• Provided information
· · · · · · ·

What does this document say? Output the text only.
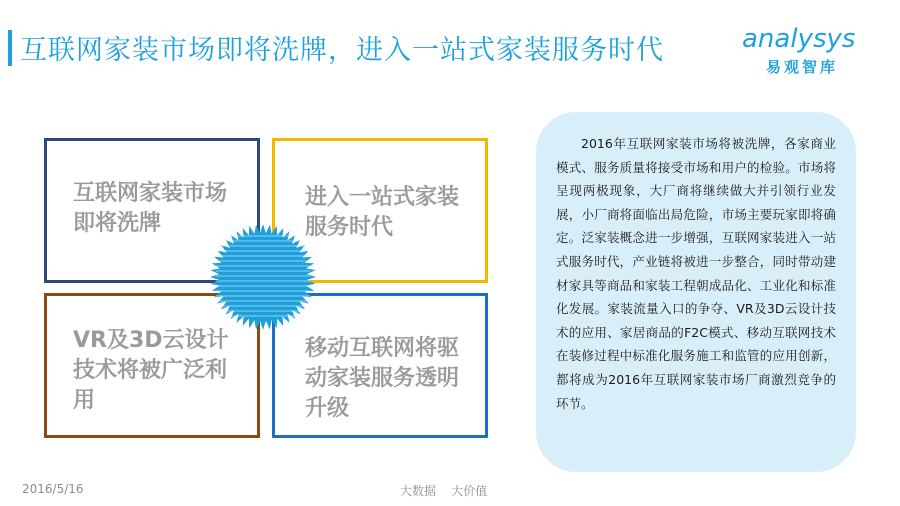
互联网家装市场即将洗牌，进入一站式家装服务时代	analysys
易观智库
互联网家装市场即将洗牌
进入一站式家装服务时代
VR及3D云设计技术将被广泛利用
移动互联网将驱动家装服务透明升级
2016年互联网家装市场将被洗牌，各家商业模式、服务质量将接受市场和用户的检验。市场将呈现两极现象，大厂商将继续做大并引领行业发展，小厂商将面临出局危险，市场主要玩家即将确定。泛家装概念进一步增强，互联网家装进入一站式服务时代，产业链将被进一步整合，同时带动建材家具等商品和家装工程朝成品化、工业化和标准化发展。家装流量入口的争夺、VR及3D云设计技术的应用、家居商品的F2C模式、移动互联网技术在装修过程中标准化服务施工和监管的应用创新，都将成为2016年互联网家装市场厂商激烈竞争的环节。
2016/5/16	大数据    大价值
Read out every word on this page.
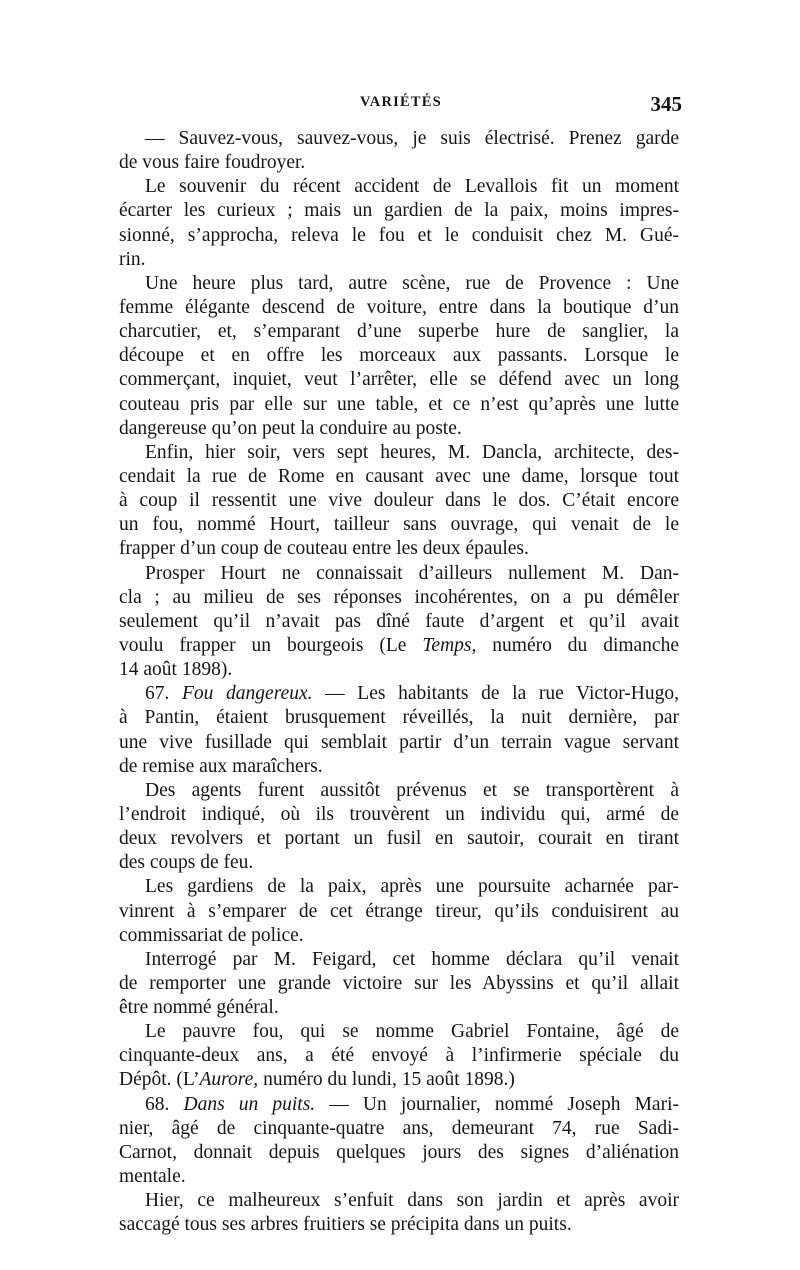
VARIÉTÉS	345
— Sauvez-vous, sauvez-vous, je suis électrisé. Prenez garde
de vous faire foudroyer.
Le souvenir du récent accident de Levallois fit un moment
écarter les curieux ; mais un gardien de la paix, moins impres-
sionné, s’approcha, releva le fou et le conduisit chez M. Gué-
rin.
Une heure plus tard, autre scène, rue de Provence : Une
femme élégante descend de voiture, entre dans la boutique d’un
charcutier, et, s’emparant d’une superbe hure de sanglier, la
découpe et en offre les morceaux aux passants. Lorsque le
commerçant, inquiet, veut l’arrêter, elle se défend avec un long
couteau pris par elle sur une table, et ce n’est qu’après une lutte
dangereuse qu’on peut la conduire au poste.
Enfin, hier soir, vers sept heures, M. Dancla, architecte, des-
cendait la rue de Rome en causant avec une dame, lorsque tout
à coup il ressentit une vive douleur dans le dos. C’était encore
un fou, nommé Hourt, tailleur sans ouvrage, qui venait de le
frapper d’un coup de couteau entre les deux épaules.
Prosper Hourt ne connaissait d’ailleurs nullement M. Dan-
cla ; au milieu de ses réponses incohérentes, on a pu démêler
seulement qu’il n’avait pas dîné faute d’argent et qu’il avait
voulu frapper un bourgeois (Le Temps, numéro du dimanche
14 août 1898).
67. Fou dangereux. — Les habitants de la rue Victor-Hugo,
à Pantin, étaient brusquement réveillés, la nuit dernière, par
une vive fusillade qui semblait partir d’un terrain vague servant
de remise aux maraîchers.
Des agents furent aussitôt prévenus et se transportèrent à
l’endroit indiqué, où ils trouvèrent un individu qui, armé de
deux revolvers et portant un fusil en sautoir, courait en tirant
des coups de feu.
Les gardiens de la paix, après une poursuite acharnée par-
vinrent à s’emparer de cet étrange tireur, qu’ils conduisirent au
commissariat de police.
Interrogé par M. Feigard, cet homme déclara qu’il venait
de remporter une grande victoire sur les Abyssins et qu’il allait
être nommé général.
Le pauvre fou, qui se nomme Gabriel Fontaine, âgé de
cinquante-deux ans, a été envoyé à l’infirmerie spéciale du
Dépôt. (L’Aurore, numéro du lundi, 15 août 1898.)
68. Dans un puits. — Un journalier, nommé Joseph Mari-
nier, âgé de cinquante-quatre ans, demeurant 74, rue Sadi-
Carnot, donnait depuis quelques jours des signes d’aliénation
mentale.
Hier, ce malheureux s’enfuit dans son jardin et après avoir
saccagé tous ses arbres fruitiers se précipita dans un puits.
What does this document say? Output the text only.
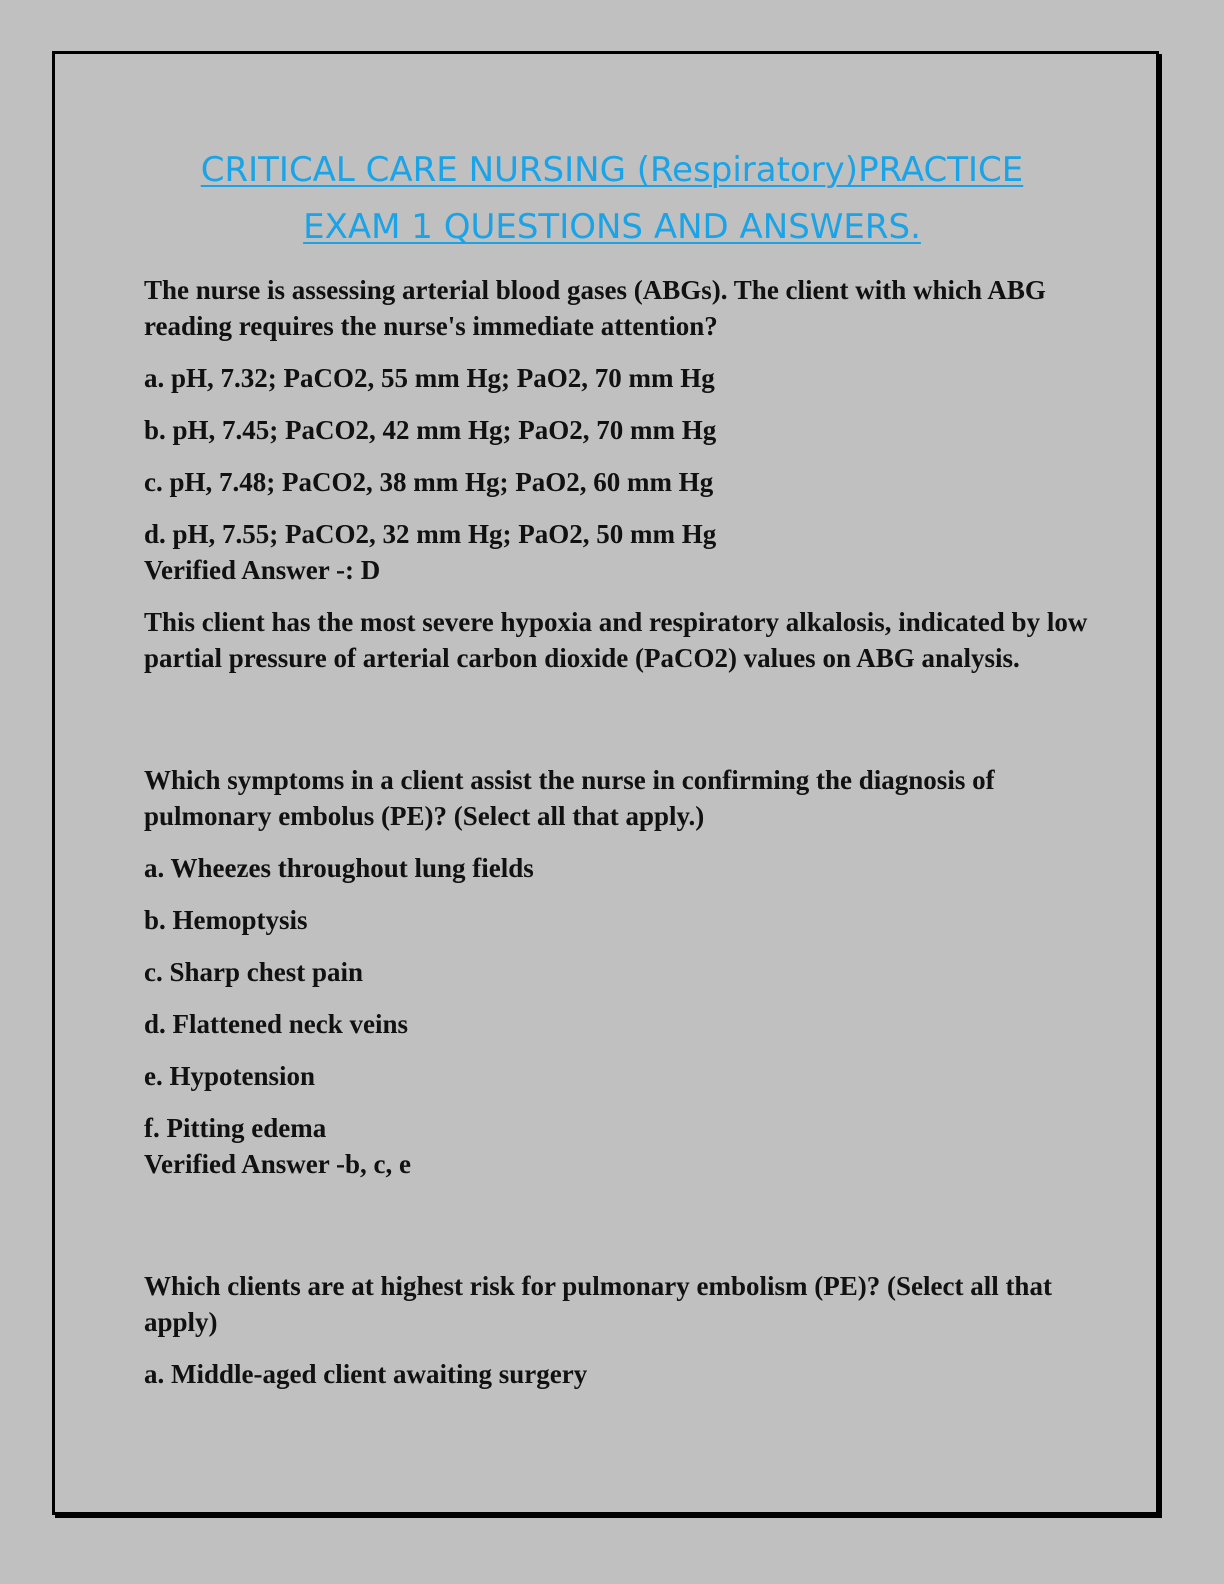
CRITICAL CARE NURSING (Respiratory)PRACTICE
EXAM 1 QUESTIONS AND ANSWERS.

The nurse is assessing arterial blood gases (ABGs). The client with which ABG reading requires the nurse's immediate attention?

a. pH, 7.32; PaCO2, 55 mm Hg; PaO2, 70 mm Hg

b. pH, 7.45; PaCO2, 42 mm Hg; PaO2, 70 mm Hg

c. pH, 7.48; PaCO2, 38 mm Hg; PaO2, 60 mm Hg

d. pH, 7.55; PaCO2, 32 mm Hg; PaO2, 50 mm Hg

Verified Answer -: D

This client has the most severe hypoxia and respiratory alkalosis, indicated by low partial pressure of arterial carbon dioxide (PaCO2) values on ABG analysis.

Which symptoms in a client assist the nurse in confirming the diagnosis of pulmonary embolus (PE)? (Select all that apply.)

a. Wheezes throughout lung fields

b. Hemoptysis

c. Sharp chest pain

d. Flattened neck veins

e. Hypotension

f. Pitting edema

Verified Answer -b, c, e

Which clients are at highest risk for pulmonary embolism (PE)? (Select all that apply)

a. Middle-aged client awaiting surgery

· · · · · · ·

• Goal of the exercise
Say how many lines above contain the string "Hourt". Answer with the number only.

• Completed exercise
2